Information provided >>
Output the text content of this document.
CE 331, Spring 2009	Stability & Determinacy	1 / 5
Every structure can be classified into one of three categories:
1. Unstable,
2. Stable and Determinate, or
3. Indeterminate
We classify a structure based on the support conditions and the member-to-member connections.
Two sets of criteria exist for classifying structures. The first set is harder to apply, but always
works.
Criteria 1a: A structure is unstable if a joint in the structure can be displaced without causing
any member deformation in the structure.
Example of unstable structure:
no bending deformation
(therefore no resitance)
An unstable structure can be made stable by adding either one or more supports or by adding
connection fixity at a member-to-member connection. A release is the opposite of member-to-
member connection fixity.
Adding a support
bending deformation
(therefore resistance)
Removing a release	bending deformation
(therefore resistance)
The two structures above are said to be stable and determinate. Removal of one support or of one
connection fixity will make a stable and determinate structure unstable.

Direction >>
Look through the records and gather each line with the word "member".

Worked answer >>
We classify a structure based on the support conditions and the member-to-member connections.
any member deformation in the structure.
connection fixity at a member-to-member connection. A release is the opposite of member-to-
member connection fixity.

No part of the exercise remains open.